Work to do
Here are some records; quote them exactly, leaving out the pictures.

-- start Extracted records --

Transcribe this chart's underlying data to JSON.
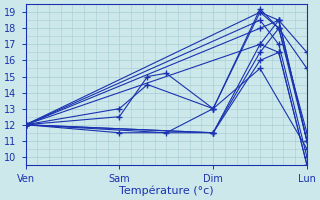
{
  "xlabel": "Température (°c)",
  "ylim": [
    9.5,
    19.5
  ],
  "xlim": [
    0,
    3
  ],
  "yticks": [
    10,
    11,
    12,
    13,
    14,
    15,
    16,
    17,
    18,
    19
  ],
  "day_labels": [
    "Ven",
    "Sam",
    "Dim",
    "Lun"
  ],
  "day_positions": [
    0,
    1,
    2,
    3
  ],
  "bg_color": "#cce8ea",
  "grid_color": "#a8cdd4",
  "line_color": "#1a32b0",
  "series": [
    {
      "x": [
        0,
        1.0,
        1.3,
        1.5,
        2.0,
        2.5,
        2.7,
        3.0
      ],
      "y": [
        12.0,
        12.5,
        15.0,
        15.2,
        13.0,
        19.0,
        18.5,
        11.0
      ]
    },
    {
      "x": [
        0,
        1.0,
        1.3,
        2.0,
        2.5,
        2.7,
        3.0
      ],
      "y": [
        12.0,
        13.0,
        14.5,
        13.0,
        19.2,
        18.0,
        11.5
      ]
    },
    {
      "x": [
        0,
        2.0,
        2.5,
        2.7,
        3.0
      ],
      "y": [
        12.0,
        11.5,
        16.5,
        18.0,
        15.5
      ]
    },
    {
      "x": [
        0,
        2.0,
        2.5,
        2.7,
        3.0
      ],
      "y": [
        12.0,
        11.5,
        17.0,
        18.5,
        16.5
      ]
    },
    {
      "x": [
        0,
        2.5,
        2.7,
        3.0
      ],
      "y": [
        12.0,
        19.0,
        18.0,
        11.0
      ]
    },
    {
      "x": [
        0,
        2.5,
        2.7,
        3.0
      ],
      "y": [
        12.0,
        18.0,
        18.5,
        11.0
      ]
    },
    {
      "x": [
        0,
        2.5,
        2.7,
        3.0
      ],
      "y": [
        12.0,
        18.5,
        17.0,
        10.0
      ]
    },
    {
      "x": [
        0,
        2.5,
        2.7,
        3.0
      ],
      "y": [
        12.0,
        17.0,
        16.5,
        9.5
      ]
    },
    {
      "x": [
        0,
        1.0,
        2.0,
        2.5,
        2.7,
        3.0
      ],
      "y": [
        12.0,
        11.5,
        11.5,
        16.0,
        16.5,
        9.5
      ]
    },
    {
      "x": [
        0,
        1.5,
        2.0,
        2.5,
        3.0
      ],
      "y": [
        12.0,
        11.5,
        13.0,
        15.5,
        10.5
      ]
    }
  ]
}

-- end Extracted records --

Answer in full
Transcribe this chart's underlying data to JSON.
{
  "xlabel": "Température (°c)",
  "ylim": [
    9.5,
    19.5
  ],
  "xlim": [
    0,
    3
  ],
  "yticks": [
    10,
    11,
    12,
    13,
    14,
    15,
    16,
    17,
    18,
    19
  ],
  "day_labels": [
    "Ven",
    "Sam",
    "Dim",
    "Lun"
  ],
  "day_positions": [
    0,
    1,
    2,
    3
  ],
  "bg_color": "#cce8ea",
  "grid_color": "#a8cdd4",
  "line_color": "#1a32b0",
  "series": [
    {
      "x": [
        0,
        1.0,
        1.3,
        1.5,
        2.0,
        2.5,
        2.7,
        3.0
      ],
      "y": [
        12.0,
        12.5,
        15.0,
        15.2,
        13.0,
        19.0,
        18.5,
        11.0
      ]
    },
    {
      "x": [
        0,
        1.0,
        1.3,
        2.0,
        2.5,
        2.7,
        3.0
      ],
      "y": [
        12.0,
        13.0,
        14.5,
        13.0,
        19.2,
        18.0,
        11.5
      ]
    },
    {
      "x": [
        0,
        2.0,
        2.5,
        2.7,
        3.0
      ],
      "y": [
        12.0,
        11.5,
        16.5,
        18.0,
        15.5
      ]
    },
    {
      "x": [
        0,
        2.0,
        2.5,
        2.7,
        3.0
      ],
      "y": [
        12.0,
        11.5,
        17.0,
        18.5,
        16.5
      ]
    },
    {
      "x": [
        0,
        2.5,
        2.7,
        3.0
      ],
      "y": [
        12.0,
        19.0,
        18.0,
        11.0
      ]
    },
    {
      "x": [
        0,
        2.5,
        2.7,
        3.0
      ],
      "y": [
        12.0,
        18.0,
        18.5,
        11.0
      ]
    },
    {
      "x": [
        0,
        2.5,
        2.7,
        3.0
      ],
      "y": [
        12.0,
        18.5,
        17.0,
        10.0
      ]
    },
    {
      "x": [
        0,
        2.5,
        2.7,
        3.0
      ],
      "y": [
        12.0,
        17.0,
        16.5,
        9.5
      ]
    },
    {
      "x": [
        0,
        1.0,
        2.0,
        2.5,
        2.7,
        3.0
      ],
      "y": [
        12.0,
        11.5,
        11.5,
        16.0,
        16.5,
        9.5
      ]
    },
    {
      "x": [
        0,
        1.5,
        2.0,
        2.5,
        3.0
      ],
      "y": [
        12.0,
        11.5,
        13.0,
        15.5,
        10.5
      ]
    }
  ]
}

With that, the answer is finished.